LISTING:
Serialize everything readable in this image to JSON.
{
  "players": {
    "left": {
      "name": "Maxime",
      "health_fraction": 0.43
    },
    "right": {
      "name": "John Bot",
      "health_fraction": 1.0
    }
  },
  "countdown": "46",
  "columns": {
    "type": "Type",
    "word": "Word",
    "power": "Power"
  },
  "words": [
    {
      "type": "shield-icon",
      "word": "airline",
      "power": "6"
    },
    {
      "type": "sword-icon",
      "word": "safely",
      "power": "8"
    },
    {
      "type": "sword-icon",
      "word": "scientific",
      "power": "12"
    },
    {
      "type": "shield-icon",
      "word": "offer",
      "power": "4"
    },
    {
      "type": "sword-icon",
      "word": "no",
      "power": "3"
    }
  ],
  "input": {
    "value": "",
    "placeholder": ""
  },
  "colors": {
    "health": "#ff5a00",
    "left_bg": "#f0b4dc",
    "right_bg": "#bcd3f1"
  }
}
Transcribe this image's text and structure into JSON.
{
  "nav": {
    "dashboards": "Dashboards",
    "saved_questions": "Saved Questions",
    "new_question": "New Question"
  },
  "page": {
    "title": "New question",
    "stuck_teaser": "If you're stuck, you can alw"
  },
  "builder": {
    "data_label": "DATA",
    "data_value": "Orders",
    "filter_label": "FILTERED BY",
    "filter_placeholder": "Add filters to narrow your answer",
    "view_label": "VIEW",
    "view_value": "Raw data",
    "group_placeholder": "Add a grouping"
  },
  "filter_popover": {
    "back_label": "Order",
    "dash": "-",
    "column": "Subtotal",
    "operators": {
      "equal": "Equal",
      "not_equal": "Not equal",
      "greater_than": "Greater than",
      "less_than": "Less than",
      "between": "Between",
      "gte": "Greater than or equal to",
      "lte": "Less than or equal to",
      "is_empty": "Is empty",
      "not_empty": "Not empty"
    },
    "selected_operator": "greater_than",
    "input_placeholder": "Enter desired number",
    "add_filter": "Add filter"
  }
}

TASK BRIEF: All of the entries need to be reproduced exactly; please write them out.

ANSWER:
Serialize everything readable in this image to JSON.
{
  "players": {
    "left": {
      "name": "Maxime",
      "health_fraction": 0.43
    },
    "right": {
      "name": "John Bot",
      "health_fraction": 1.0
    }
  },
  "countdown": "46",
  "columns": {
    "type": "Type",
    "word": "Word",
    "power": "Power"
  },
  "words": [
    {
      "type": "shield-icon",
      "word": "airline",
      "power": "6"
    },
    {
      "type": "sword-icon",
      "word": "safely",
      "power": "8"
    },
    {
      "type": "sword-icon",
      "word": "scientific",
      "power": "12"
    },
    {
      "type": "shield-icon",
      "word": "offer",
      "power": "4"
    },
    {
      "type": "sword-icon",
      "word": "no",
      "power": "3"
    }
  ],
  "input": {
    "value": "",
    "placeholder": ""
  },
  "colors": {
    "health": "#ff5a00",
    "left_bg": "#f0b4dc",
    "right_bg": "#bcd3f1"
  }
}
Transcribe this image's text and structure into JSON.
{
  "nav": {
    "dashboards": "Dashboards",
    "saved_questions": "Saved Questions",
    "new_question": "New Question"
  },
  "page": {
    "title": "New question",
    "stuck_teaser": "If you're stuck, you can alw"
  },
  "builder": {
    "data_label": "DATA",
    "data_value": "Orders",
    "filter_label": "FILTERED BY",
    "filter_placeholder": "Add filters to narrow your answer",
    "view_label": "VIEW",
    "view_value": "Raw data",
    "group_placeholder": "Add a grouping"
  },
  "filter_popover": {
    "back_label": "Order",
    "dash": "-",
    "column": "Subtotal",
    "operators": {
      "equal": "Equal",
      "not_equal": "Not equal",
      "greater_than": "Greater than",
      "less_than": "Less than",
      "between": "Between",
      "gte": "Greater than or equal to",
      "lte": "Less than or equal to",
      "is_empty": "Is empty",
      "not_empty": "Not empty"
    },
    "selected_operator": "greater_than",
    "input_placeholder": "Enter desired number",
    "add_filter": "Add filter"
  }
}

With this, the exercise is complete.